- [To be done]
Copy out each line of the listing that has the word "value" in it.

● ● ● ● ●

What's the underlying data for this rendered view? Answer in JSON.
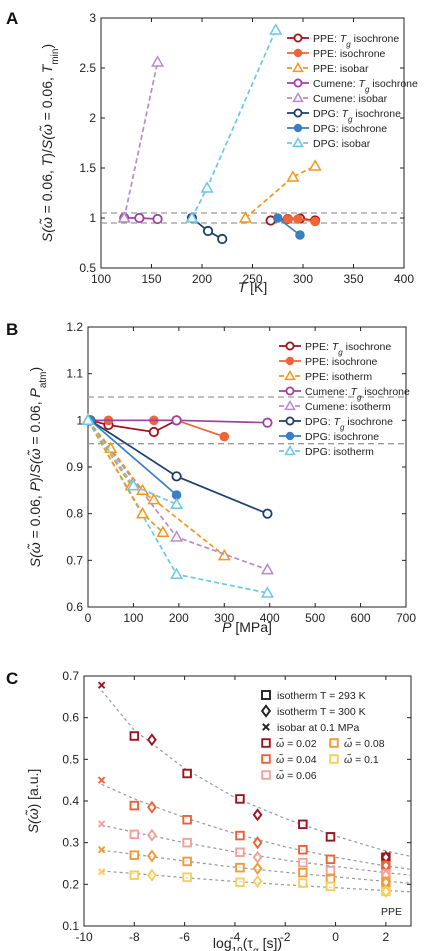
{
  "colors": {
    "ppe_tg": "#a1111a",
    "ppe_iso": "#f0643a",
    "ppe_bar": "#f0981f",
    "cumene": "#a040a0",
    "cumene_light": "#b88bc9",
    "dpg_tg": "#1c3f6e",
    "dpg_iso": "#3a7fbf",
    "dpg_bar": "#6bc6ec",
    "c_002": "#9b1420",
    "c_004": "#e9633a",
    "c_006": "#f2a198",
    "c_008": "#f19a38",
    "c_01": "#f7cf5b",
    "fit": "#9a9a9a",
    "ref": "#9a9a9a",
    "ppe_dark_marker": "#7b0f18"
  },
  "chart_data": [
    {
      "panel": "A",
      "type": "line",
      "ylabel": "S(ω̃ = 0.06, T) / S(ω̃ = 0.06, T_min)",
      "ylabel_parts": [
        "S(",
        "ω̃",
        " = 0.06, ",
        "T",
        ")/",
        "S(",
        "ω̃",
        " = 0.06, ",
        "T",
        "min",
        ")"
      ],
      "xlabel": "T",
      "xlabel_unit": "[K]",
      "xlim": [
        100,
        400
      ],
      "ylim": [
        0.5,
        3
      ],
      "xticks": [
        100,
        150,
        200,
        250,
        300,
        350,
        400
      ],
      "yticks": [
        0.5,
        1,
        1.5,
        2,
        2.5,
        3
      ],
      "ytick_labels": [
        "0.5",
        "1",
        "1.5",
        "2",
        "2.5",
        "3"
      ],
      "ref_lines": [
        0.95,
        1.05
      ],
      "legend_position": "top-right",
      "series": [
        {
          "name": "PPE: ",
          "name_italic": "T",
          "name_sub": "g",
          "name_tail": " isochrone",
          "color": "#a1111a",
          "marker": "circle-open",
          "style": "solid",
          "x": [
            268,
            285,
            297,
            312
          ],
          "y": [
            0.975,
            0.99,
            0.995,
            0.975
          ]
        },
        {
          "name": "PPE: isochrone",
          "color": "#f0643a",
          "marker": "circle-filled",
          "style": "solid",
          "x": [
            285,
            295,
            312
          ],
          "y": [
            0.99,
            0.99,
            0.965
          ]
        },
        {
          "name": "PPE: isobar",
          "color": "#f0981f",
          "marker": "triangle-open",
          "style": "dashed",
          "x": [
            243,
            290,
            312
          ],
          "y": [
            1.0,
            1.41,
            1.52
          ]
        },
        {
          "name": "Cumene: ",
          "name_italic": "T",
          "name_sub": "g",
          "name_tail": " isochrone",
          "color": "#a040a0",
          "marker": "circle-open",
          "style": "solid",
          "x": [
            123,
            138,
            156
          ],
          "y": [
            1.0,
            1.0,
            0.99
          ]
        },
        {
          "name": "Cumene: isobar",
          "color": "#b88bc9",
          "marker": "triangle-open",
          "style": "dashed",
          "x": [
            123,
            156
          ],
          "y": [
            1.0,
            2.56
          ]
        },
        {
          "name": "DPG: ",
          "name_italic": "T",
          "name_sub": "g",
          "name_tail": " isochrone",
          "color": "#1c3f6e",
          "marker": "circle-open",
          "style": "solid",
          "x": [
            190,
            206,
            220
          ],
          "y": [
            1.0,
            0.87,
            0.79
          ]
        },
        {
          "name": "DPG: isochrone",
          "color": "#3a7fbf",
          "marker": "circle-filled",
          "style": "solid",
          "x": [
            275,
            297
          ],
          "y": [
            1.0,
            0.83
          ]
        },
        {
          "name": "DPG: isobar",
          "color": "#6bc6ec",
          "marker": "triangle-open",
          "style": "dashed",
          "x": [
            190,
            205,
            273
          ],
          "y": [
            1.0,
            1.3,
            2.88
          ]
        }
      ]
    },
    {
      "panel": "B",
      "type": "line",
      "ylabel": "S(ω̃ = 0.06, P) / S(ω̃ = 0.06, P_atm)",
      "ylabel_parts": [
        "S(",
        "ω̃",
        " = 0.06, ",
        "P",
        ")/",
        "S(",
        "ω̃",
        " = 0.06, ",
        "P",
        "atm",
        ")"
      ],
      "xlabel": "P",
      "xlabel_unit": "[MPa]",
      "xlim": [
        0,
        700
      ],
      "ylim": [
        0.6,
        1.2
      ],
      "xticks": [
        0,
        100,
        200,
        300,
        400,
        500,
        600,
        700
      ],
      "yticks": [
        0.6,
        0.7,
        0.8,
        0.9,
        1.0,
        1.1,
        1.2
      ],
      "ytick_labels": [
        "0.6",
        "0.7",
        "0.8",
        "0.9",
        "1",
        "1.1",
        "1.2"
      ],
      "ref_lines": [
        0.95,
        1.05
      ],
      "legend_position": "top-right",
      "series": [
        {
          "name": "PPE: ",
          "name_italic": "T",
          "name_sub": "g",
          "name_tail": " isochrone",
          "color": "#a1111a",
          "marker": "circle-open",
          "style": "solid",
          "x": [
            5,
            45,
            145,
            195
          ],
          "y": [
            1.0,
            0.99,
            0.975,
            1.0
          ]
        },
        {
          "name": "PPE: isochrone",
          "color": "#f0643a",
          "marker": "circle-filled",
          "style": "solid",
          "x": [
            5,
            45,
            145,
            195,
            300
          ],
          "y": [
            1.0,
            1.0,
            1.0,
            1.0,
            0.965
          ]
        },
        {
          "name": "PPE: isotherm",
          "color": "#f0981f",
          "marker": "triangle-open",
          "style": "dashed",
          "x": [
            0,
            95,
            145,
            300
          ],
          "y": [
            1.0,
            0.86,
            0.83,
            0.71
          ]
        },
        {
          "name": "Cumene: ",
          "name_italic": "T",
          "name_sub": "g",
          "name_tail": " isochrone",
          "color": "#a040a0",
          "marker": "circle-open",
          "style": "solid",
          "x": [
            5,
            195,
            395
          ],
          "y": [
            1.0,
            1.0,
            0.995
          ]
        },
        {
          "name": "Cumene: isotherm",
          "color": "#b88bc9",
          "marker": "triangle-open",
          "style": "dashed",
          "x": [
            0,
            195,
            395
          ],
          "y": [
            1.0,
            0.75,
            0.68
          ]
        },
        {
          "name": "DPG: ",
          "name_italic": "T",
          "name_sub": "g",
          "name_tail": " isochrone",
          "color": "#1c3f6e",
          "marker": "circle-open",
          "style": "solid",
          "x": [
            5,
            195,
            395
          ],
          "y": [
            1.0,
            0.88,
            0.8
          ]
        },
        {
          "name": "DPG: isochrone",
          "color": "#3a7fbf",
          "marker": "circle-filled",
          "style": "solid",
          "x": [
            5,
            195
          ],
          "y": [
            1.0,
            0.84
          ]
        },
        {
          "name": "DPG: isotherm",
          "color": "#6bc6ec",
          "marker": "triangle-open",
          "style": "dashed",
          "x": [
            0,
            195,
            395
          ],
          "y": [
            1.0,
            0.67,
            0.63
          ]
        },
        {
          "name": "",
          "color": "#f0981f",
          "marker": "triangle-open",
          "style": "dashed",
          "x": [
            0,
            120,
            165
          ],
          "y": [
            1.0,
            0.8,
            0.76
          ]
        },
        {
          "name": "",
          "color": "#f0981f",
          "marker": "triangle-open",
          "style": "dashed",
          "x": [
            0,
            50,
            120
          ],
          "y": [
            1.0,
            0.94,
            0.85
          ]
        },
        {
          "name": "",
          "color": "#6bc6ec",
          "marker": "triangle-open",
          "style": "dashed",
          "x": [
            0,
            100,
            195
          ],
          "y": [
            1.0,
            0.86,
            0.82
          ]
        }
      ]
    },
    {
      "panel": "C",
      "type": "scatter",
      "ylabel": "S(ω̃) [a.u.]",
      "ylabel_parts": [
        "S(",
        "ω̃",
        ") [a.u.]"
      ],
      "xlabel": "log10(τα [s])",
      "xlabel_parts": [
        "log",
        "10",
        "(τ",
        "α",
        " [s])"
      ],
      "xlim": [
        -10,
        3
      ],
      "ylim": [
        0.1,
        0.7
      ],
      "xticks": [
        -10,
        -8,
        -6,
        -4,
        -2,
        0,
        2
      ],
      "yticks": [
        0.1,
        0.2,
        0.3,
        0.4,
        0.5,
        0.6,
        0.7
      ],
      "ytick_labels": [
        "0.1",
        "0.2",
        "0.3",
        "0.4",
        "0.5",
        "0.6",
        "0.7"
      ],
      "annotation": "PPE",
      "legend_position": "top-right",
      "marker_legend": [
        {
          "label": "isotherm T = 293 K",
          "marker": "square"
        },
        {
          "label": "isotherm T = 300 K",
          "marker": "diamond"
        },
        {
          "label": "isobar at 0.1 MPa",
          "marker": "x"
        }
      ],
      "color_legend": [
        {
          "label": "ω̃ = 0.02",
          "value": "0.02",
          "color": "#9b1420"
        },
        {
          "label": "ω̃ = 0.08",
          "value": "0.08",
          "color": "#f19a38"
        },
        {
          "label": "ω̃ = 0.04",
          "value": "0.04",
          "color": "#e9633a"
        },
        {
          "label": "ω̃ = 0.1",
          "value": "0.1",
          "color": "#f7cf5b"
        },
        {
          "label": "ω̃ = 0.06",
          "value": "0.06",
          "color": "#f2a198"
        }
      ],
      "series": [
        {
          "name": "ω̃ = 0.02",
          "color": "#9b1420",
          "square": {
            "x": [
              -8.0,
              -5.9,
              -3.8,
              -1.3,
              -0.2,
              2.0
            ],
            "y": [
              0.556,
              0.466,
              0.405,
              0.344,
              0.314,
              0.265
            ]
          },
          "diamond": {
            "x": [
              -7.3,
              -3.1,
              2.0
            ],
            "y": [
              0.547,
              0.367,
              0.265
            ]
          },
          "cross": {
            "x": [
              -9.3
            ],
            "y": [
              0.678
            ]
          },
          "fit": {
            "x": [
              -9.3,
              -8,
              -6,
              -4,
              -2,
              0,
              2,
              3
            ],
            "y": [
              0.665,
              0.57,
              0.478,
              0.408,
              0.358,
              0.316,
              0.28,
              0.267
            ]
          }
        },
        {
          "name": "ω̃ = 0.04",
          "color": "#e9633a",
          "square": {
            "x": [
              -8.0,
              -5.9,
              -3.8,
              -1.3,
              -0.2,
              2.0
            ],
            "y": [
              0.389,
              0.355,
              0.317,
              0.283,
              0.26,
              0.245
            ]
          },
          "diamond": {
            "x": [
              -7.3,
              -3.1,
              2.0
            ],
            "y": [
              0.385,
              0.3,
              0.245
            ]
          },
          "cross": {
            "x": [
              -9.3
            ],
            "y": [
              0.45
            ]
          },
          "fit": {
            "x": [
              -9.3,
              -8,
              -6,
              -4,
              -2,
              0,
              2,
              3
            ],
            "y": [
              0.44,
              0.405,
              0.36,
              0.322,
              0.29,
              0.265,
              0.244,
              0.236
            ]
          }
        },
        {
          "name": "ω̃ = 0.06",
          "color": "#f2a198",
          "square": {
            "x": [
              -8.0,
              -5.9,
              -3.8,
              -1.3,
              -0.2,
              2.0
            ],
            "y": [
              0.32,
              0.3,
              0.277,
              0.252,
              0.233,
              0.225
            ]
          },
          "diamond": {
            "x": [
              -7.3,
              -3.1,
              2.0
            ],
            "y": [
              0.318,
              0.265,
              0.222
            ]
          },
          "cross": {
            "x": [
              -9.3
            ],
            "y": [
              0.345
            ]
          },
          "fit": {
            "x": [
              -9.3,
              -8,
              -6,
              -4,
              -2,
              0,
              2,
              3
            ],
            "y": [
              0.342,
              0.325,
              0.3,
              0.278,
              0.258,
              0.243,
              0.228,
              0.222
            ]
          }
        },
        {
          "name": "ω̃ = 0.08",
          "color": "#f19a38",
          "square": {
            "x": [
              -8.0,
              -5.9,
              -3.8,
              -1.3,
              -0.2,
              2.0
            ],
            "y": [
              0.27,
              0.255,
              0.24,
              0.228,
              0.213,
              0.205
            ]
          },
          "diamond": {
            "x": [
              -7.3,
              -3.1,
              2.0
            ],
            "y": [
              0.268,
              0.238,
              0.205
            ]
          },
          "cross": {
            "x": [
              -9.3
            ],
            "y": [
              0.283
            ]
          },
          "fit": {
            "x": [
              -9.3,
              -8,
              -6,
              -4,
              -2,
              0,
              2,
              3
            ],
            "y": [
              0.282,
              0.272,
              0.256,
              0.241,
              0.229,
              0.218,
              0.207,
              0.203
            ]
          }
        },
        {
          "name": "ω̃ = 0.1",
          "color": "#f7cf5b",
          "square": {
            "x": [
              -8.0,
              -5.9,
              -3.8,
              -1.3,
              -0.2,
              2.0
            ],
            "y": [
              0.222,
              0.217,
              0.205,
              0.203,
              0.195,
              0.183
            ]
          },
          "diamond": {
            "x": [
              -7.3,
              -3.1,
              2.0
            ],
            "y": [
              0.222,
              0.207,
              0.183
            ]
          },
          "cross": {
            "x": [
              -9.3
            ],
            "y": [
              0.23
            ]
          },
          "fit": {
            "x": [
              -9.3,
              -8,
              -6,
              -4,
              -2,
              0,
              2,
              3
            ],
            "y": [
              0.232,
              0.226,
              0.216,
              0.207,
              0.199,
              0.192,
              0.185,
              0.182
            ]
          }
        }
      ]
    }
  ]
}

● ● ● ● ●

- [Task result]
          "value": "0.02",
          "value": "0.08",
          "value": "0.04",
          "value": "0.1",
          "value": "0.06",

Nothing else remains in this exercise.